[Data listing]
════════════════
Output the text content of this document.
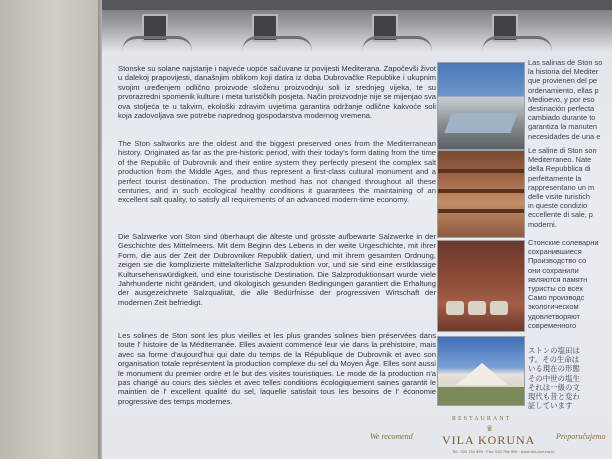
Stonske su solane najstarije i najveće uopće sačuvane iz povijesti Mediterana. Započevši život u dalekoj prapovijesti, današnjim oblikom koji datira iz doba Dubrovačke Republike i ukupnim svojim uređenjem odlično proizvode složenu proizvodnju soli iz srednjeg vijeka, te su prvorazredni spomenik kulture i meta turističkih posjeta. Način proizvodnje nije se mijenjao sva ova stoljeća te u takvim, ekološki zdravim uvjetima garantira održanje odlične kakvoće soli koja zadovoljava sve potrebe naprednog gospodarstva modernog vremena.

The Ston saltworks are the oldest and the biggest preserved ones from the Mediterranean history. Originated as far as the pre-historic period, with their today's form dating from the time of the Republic of Dubrovnik and their entire system they perfectly present the complex salt production from the Middle Ages, and thus represent a first-class cultural monument and a perfect tourist destination. The production method has not changed throughout all these centuries, and in such ecological healthy conditions it guarantees the maintaining of an excellent salt quality, to satisfy all requirements of an advanced modern-time economy.

Die Salzwerke von Ston sind überhaupt die älteste und grösste aufbewarte Salzwerke in der Geschichte des Mittelmeers. Mit dem Beginn des Lebens in der weite Urgeschichte, mit ihrer Form, die aus der Zeit der Dubrovniker Republik datiert, und mit ihrem gesamten Ordnung, zeigen sie die komplizierte mittelalterliche Salzproduktion vor, und sie sind eine erstklassige Kultursehenswürdigkeit, und eine touristische Destination. Die Salzproduktionsart wurde viele Jahrhunderte nicht geändert, und ökologisch gesunden Bedingungen garantiert die Erhaltung der ausgezeichnete Salzqualität, die alle Bedürfnisse der progressiven Wirtschaft der modernen Zeit befriedigt.

Les solines de Ston sont les plus vieilles et les plus grandes solines bien préservées dans toute l' histoire de la Méditerranée. Elles avaient commencé leur vie dans la préhistoire, mais avec sa forme d'aujourd'hui qui date du temps de la République de Dubrovnik et avec son organisation totale représentent la production complexe du sel du Moyen Âge. Elles sont aussi le monument du premier ordre et le but des visites touristiques. Le mode de la production n'a pas changé au cours des siècles et avec telles conditions écologiquement saines garantit le maintien de l' excellent qualité du sel, laquelle satisfait tous les besoins de l' économie progressive des temps modernes.

Las salinas de Ston so
la historia del Mediter
que provienen del pe
ordenamiento, ellas p
Medioevo, y por eso
destinación perfecta
cambiado durante to
garantiza la manuten
necesidades de una e
Le saline di Ston son
Mediterraneo. Nate
della Repubblica di
perfettamente la
rappresentano un m
delle visite turistich
in queste condizio
eccellente di sale, p
moderni.
Стонские солеварни
сохранившиеся
Производство со
они сохранили
являются памятн
туристы со всех
Само производс
экологическом
удовлетворяют
современного
ストンの塩田は
す。その生命は
いる現在の形態
その中世の塩生
それは一級の文
現代も昔と変わ
証しています
We recomend
RESTAURANT
♛
VILA KORUNA	Preporučujemo
Tel.: 020 754 999 · Fax: 020 754 999 · www.vila-koruna.hr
════════════════
■ Written instruction: Set down the complete material exactly, but do not include the images.

■ In response:
Output the text content of this document.
Stonske su solane najstarije i najveće uopće sačuvane iz povijesti Mediterana. Započevši život u dalekoj prapovijesti, današnjim oblikom koji datira iz doba Dubrovačke Republike i ukupnim svojim uređenjem odlično proizvode složenu proizvodnju soli iz srednjeg vijeka, te su prvorazredni spomenik kulture i meta turističkih posjeta. Način proizvodnje nije se mijenjao sva ova stoljeća te u takvim, ekološki zdravim uvjetima garantira održanje odlične kakvoće soli koja zadovoljava sve potrebe naprednog gospodarstva modernog vremena.

The Ston saltworks are the oldest and the biggest preserved ones from the Mediterranean history. Originated as far as the pre-historic period, with their today's form dating from the time of the Republic of Dubrovnik and their entire system they perfectly present the complex salt production from the Middle Ages, and thus represent a first-class cultural monument and a perfect tourist destination. The production method has not changed throughout all these centuries, and in such ecological healthy conditions it guarantees the maintaining of an excellent salt quality, to satisfy all requirements of an advanced modern-time economy.

Die Salzwerke von Ston sind überhaupt die älteste und grösste aufbewarte Salzwerke in der Geschichte des Mittelmeers. Mit dem Beginn des Lebens in der weite Urgeschichte, mit ihrer Form, die aus der Zeit der Dubrovniker Republik datiert, und mit ihrem gesamten Ordnung, zeigen sie die komplizierte mittelalterliche Salzproduktion vor, und sie sind eine erstklassige Kultursehenswürdigkeit, und eine touristische Destination. Die Salzproduktionsart wurde viele Jahrhunderte nicht geändert, und ökologisch gesunden Bedingungen garantiert die Erhaltung der ausgezeichnete Salzqualität, die alle Bedürfnisse der progressiven Wirtschaft der modernen Zeit befriedigt.

Les solines de Ston sont les plus vieilles et les plus grandes solines bien préservées dans toute l' histoire de la Méditerranée. Elles avaient commencé leur vie dans la préhistoire, mais avec sa forme d'aujourd'hui qui date du temps de la République de Dubrovnik et avec son organisation totale représentent la production complexe du sel du Moyen Âge. Elles sont aussi le monument du premier ordre et le but des visites touristiques. Le mode de la production n'a pas changé au cours des siècles et avec telles conditions écologiquement saines garantit le maintien de l' excellent qualité du sel, laquelle satisfait tous les besoins de l' économie progressive des temps modernes.

Las salinas de Ston so
la historia del Mediter
que provienen del pe
ordenamiento, ellas p
Medioevo, y por eso
destinación perfecta
cambiado durante to
garantiza la manuten
necesidades de una e
Le saline di Ston son
Mediterraneo. Nate
della Repubblica di
perfettamente la
rappresentano un m
delle visite turistich
in queste condizio
eccellente di sale, p
moderni.
Стонские солеварни
сохранившиеся
Производство со
они сохранили
являются памятн
туристы со всех
Само производс
экологическом
удовлетворяют
современного
ストンの塩田は
す。その生命は
いる現在の形態
その中世の塩生
それは一級の文
現代も昔と変わ
証しています
We recomend
RESTAURANT
♛
VILA KORUNA	Preporučujemo
Tel.: 020 754 999 · Fax: 020 754 999 · www.vila-koruna.hr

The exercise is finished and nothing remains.